+++ MATERIALS PROVIDED +++

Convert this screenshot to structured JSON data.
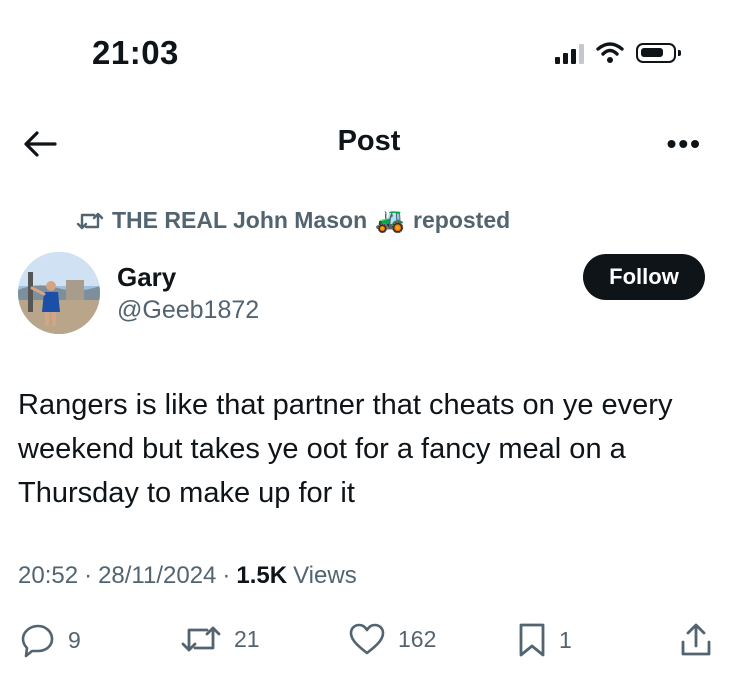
{
  "status_bar": {
    "time": "21:03",
    "icons": [
      "cellular-signal-icon",
      "wifi-icon",
      "battery-icon"
    ]
  },
  "header": {
    "title": "Post",
    "back_icon": "back-arrow-icon",
    "more_icon": "more-options-icon",
    "more_label": "•••"
  },
  "repost_banner": {
    "icon": "repost-icon",
    "user": "THE REAL John Mason",
    "emoji": "🚜",
    "suffix": "reposted"
  },
  "author": {
    "name": "Gary",
    "handle": "@Geeb1872",
    "follow_label": "Follow"
  },
  "post": {
    "text": "Rangers is like that partner that cheats on ye every weekend but takes ye oot for a fancy meal on a Thursday to make up for it",
    "time": "20:52",
    "date": "28/11/2024",
    "views_count": "1.5K",
    "views_label": "Views"
  },
  "actions": {
    "replies": "9",
    "reposts": "21",
    "likes": "162",
    "bookmarks": "1"
  },
  "colors": {
    "text": "#0f1419",
    "secondary": "#536471",
    "button_bg": "#0f1419"
  }
}
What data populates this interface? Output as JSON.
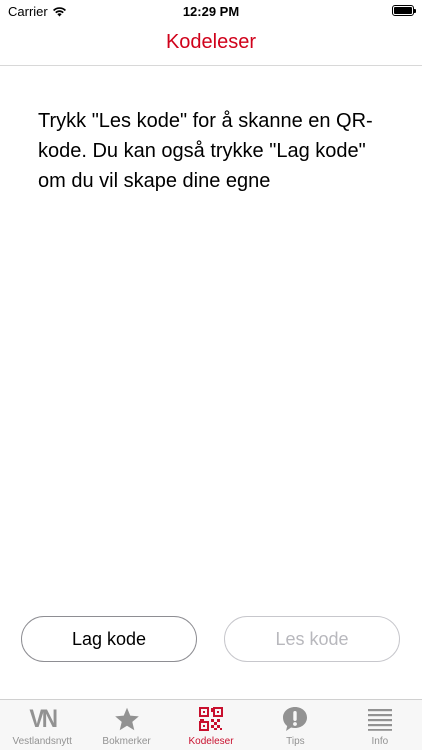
{
  "status_bar": {
    "carrier": "Carrier",
    "time": "12:29 PM"
  },
  "nav": {
    "title": "Kodeleser"
  },
  "main": {
    "instructions": "Trykk \"Les kode\" for å skanne en QR-kode. Du kan også trykke \"Lag kode\" om du vil skape dine egne"
  },
  "buttons": {
    "create_label": "Lag kode",
    "read_label": "Les kode"
  },
  "tab_bar": {
    "items": [
      {
        "label": "Vestlandsnytt",
        "logo_text": "VN",
        "icon": "vn-logo-icon"
      },
      {
        "label": "Bokmerker",
        "icon": "star-icon"
      },
      {
        "label": "Kodeleser",
        "icon": "qr-code-icon",
        "active": true
      },
      {
        "label": "Tips",
        "icon": "exclamation-bubble-icon"
      },
      {
        "label": "Info",
        "icon": "list-icon"
      }
    ]
  },
  "colors": {
    "accent": "#d0021b",
    "tab_inactive": "#929292",
    "button_disabled_text": "#b8b8bd"
  }
}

+++

WHAT YOU NEED TO DO:
Copy the entries above faithfully and omit every image.

SOLVED PROBLEM:
Convert this screenshot to structured JSON data.
{
  "status_bar": {
    "time": "21:03",
    "icons": [
      "cellular-signal-icon",
      "wifi-icon",
      "battery-icon"
    ]
  },
  "header": {
    "title": "Post",
    "back_icon": "back-arrow-icon",
    "more_icon": "more-options-icon",
    "more_label": "•••"
  },
  "repost_banner": {
    "icon": "repost-icon",
    "user": "THE REAL John Mason",
    "emoji": "🚜",
    "suffix": "reposted"
  },
  "author": {
    "name": "Gary",
    "handle": "@Geeb1872",
    "follow_label": "Follow"
  },
  "post": {
    "text": "Rangers is like that partner that cheats on ye every weekend but takes ye oot for a fancy meal on a Thursday to make up for it",
    "time": "20:52",
    "date": "28/11/2024",
    "views_count": "1.5K",
    "views_label": "Views"
  },
  "actions": {
    "replies": "9",
    "reposts": "21",
    "likes": "162",
    "bookmarks": "1"
  },
  "colors": {
    "text": "#0f1419",
    "secondary": "#536471",
    "button_bg": "#0f1419"
  }
}
What data populates this interface? Output as JSON.
{
  "status_bar": {
    "carrier": "Carrier",
    "time": "12:29 PM"
  },
  "nav": {
    "title": "Kodeleser"
  },
  "main": {
    "instructions": "Trykk \"Les kode\" for å skanne en QR-kode. Du kan også trykke \"Lag kode\" om du vil skape dine egne"
  },
  "buttons": {
    "create_label": "Lag kode",
    "read_label": "Les kode"
  },
  "tab_bar": {
    "items": [
      {
        "label": "Vestlandsnytt",
        "logo_text": "VN",
        "icon": "vn-logo-icon"
      },
      {
        "label": "Bokmerker",
        "icon": "star-icon"
      },
      {
        "label": "Kodeleser",
        "icon": "qr-code-icon",
        "active": true
      },
      {
        "label": "Tips",
        "icon": "exclamation-bubble-icon"
      },
      {
        "label": "Info",
        "icon": "list-icon"
      }
    ]
  },
  "colors": {
    "accent": "#d0021b",
    "tab_inactive": "#929292",
    "button_disabled_text": "#b8b8bd"
  }
}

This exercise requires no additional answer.